Collection entries
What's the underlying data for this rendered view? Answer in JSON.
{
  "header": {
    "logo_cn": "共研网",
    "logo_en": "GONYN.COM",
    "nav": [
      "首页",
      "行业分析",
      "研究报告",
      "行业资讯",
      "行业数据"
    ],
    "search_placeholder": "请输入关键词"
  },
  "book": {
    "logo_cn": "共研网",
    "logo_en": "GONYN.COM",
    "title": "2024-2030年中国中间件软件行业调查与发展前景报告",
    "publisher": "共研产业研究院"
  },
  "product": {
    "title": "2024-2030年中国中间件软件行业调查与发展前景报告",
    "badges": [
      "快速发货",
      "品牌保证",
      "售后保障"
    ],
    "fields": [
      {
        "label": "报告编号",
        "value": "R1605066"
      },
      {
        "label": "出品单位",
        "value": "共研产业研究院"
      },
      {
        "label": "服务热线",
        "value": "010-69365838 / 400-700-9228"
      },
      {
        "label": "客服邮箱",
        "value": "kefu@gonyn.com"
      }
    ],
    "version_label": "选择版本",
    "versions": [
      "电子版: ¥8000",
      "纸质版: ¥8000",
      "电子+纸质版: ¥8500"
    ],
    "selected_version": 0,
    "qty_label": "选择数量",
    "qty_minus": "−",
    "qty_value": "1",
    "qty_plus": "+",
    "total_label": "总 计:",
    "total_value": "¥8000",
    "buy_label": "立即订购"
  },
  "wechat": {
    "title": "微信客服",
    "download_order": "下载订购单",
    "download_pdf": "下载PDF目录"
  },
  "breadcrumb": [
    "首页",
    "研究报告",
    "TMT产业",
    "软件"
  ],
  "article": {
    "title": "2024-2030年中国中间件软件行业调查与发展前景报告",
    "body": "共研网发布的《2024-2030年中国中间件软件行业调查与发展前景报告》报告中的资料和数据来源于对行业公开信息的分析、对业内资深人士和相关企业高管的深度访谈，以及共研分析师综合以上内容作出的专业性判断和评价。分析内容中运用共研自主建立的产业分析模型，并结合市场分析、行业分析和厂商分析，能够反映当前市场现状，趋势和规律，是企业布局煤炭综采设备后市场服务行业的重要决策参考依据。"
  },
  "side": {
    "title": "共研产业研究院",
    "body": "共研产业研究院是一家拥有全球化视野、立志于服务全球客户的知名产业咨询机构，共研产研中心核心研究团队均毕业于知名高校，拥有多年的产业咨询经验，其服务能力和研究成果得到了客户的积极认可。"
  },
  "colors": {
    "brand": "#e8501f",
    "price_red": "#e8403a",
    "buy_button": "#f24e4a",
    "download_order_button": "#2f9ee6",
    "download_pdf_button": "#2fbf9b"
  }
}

— EXERCISE OBJECTIVE —
Restate every line of the data word for word.

— THE SOLUTION —
What's the underlying data for this rendered view? Answer in JSON.
{
  "header": {
    "logo_cn": "共研网",
    "logo_en": "GONYN.COM",
    "nav": [
      "首页",
      "行业分析",
      "研究报告",
      "行业资讯",
      "行业数据"
    ],
    "search_placeholder": "请输入关键词"
  },
  "book": {
    "logo_cn": "共研网",
    "logo_en": "GONYN.COM",
    "title": "2024-2030年中国中间件软件行业调查与发展前景报告",
    "publisher": "共研产业研究院"
  },
  "product": {
    "title": "2024-2030年中国中间件软件行业调查与发展前景报告",
    "badges": [
      "快速发货",
      "品牌保证",
      "售后保障"
    ],
    "fields": [
      {
        "label": "报告编号",
        "value": "R1605066"
      },
      {
        "label": "出品单位",
        "value": "共研产业研究院"
      },
      {
        "label": "服务热线",
        "value": "010-69365838 / 400-700-9228"
      },
      {
        "label": "客服邮箱",
        "value": "kefu@gonyn.com"
      }
    ],
    "version_label": "选择版本",
    "versions": [
      "电子版: ¥8000",
      "纸质版: ¥8000",
      "电子+纸质版: ¥8500"
    ],
    "selected_version": 0,
    "qty_label": "选择数量",
    "qty_minus": "−",
    "qty_value": "1",
    "qty_plus": "+",
    "total_label": "总 计:",
    "total_value": "¥8000",
    "buy_label": "立即订购"
  },
  "wechat": {
    "title": "微信客服",
    "download_order": "下载订购单",
    "download_pdf": "下载PDF目录"
  },
  "breadcrumb": [
    "首页",
    "研究报告",
    "TMT产业",
    "软件"
  ],
  "article": {
    "title": "2024-2030年中国中间件软件行业调查与发展前景报告",
    "body": "共研网发布的《2024-2030年中国中间件软件行业调查与发展前景报告》报告中的资料和数据来源于对行业公开信息的分析、对业内资深人士和相关企业高管的深度访谈，以及共研分析师综合以上内容作出的专业性判断和评价。分析内容中运用共研自主建立的产业分析模型，并结合市场分析、行业分析和厂商分析，能够反映当前市场现状，趋势和规律，是企业布局煤炭综采设备后市场服务行业的重要决策参考依据。"
  },
  "side": {
    "title": "共研产业研究院",
    "body": "共研产业研究院是一家拥有全球化视野、立志于服务全球客户的知名产业咨询机构，共研产研中心核心研究团队均毕业于知名高校，拥有多年的产业咨询经验，其服务能力和研究成果得到了客户的积极认可。"
  },
  "colors": {
    "brand": "#e8501f",
    "price_red": "#e8403a",
    "buy_button": "#f24e4a",
    "download_order_button": "#2f9ee6",
    "download_pdf_button": "#2fbf9b"
  }
}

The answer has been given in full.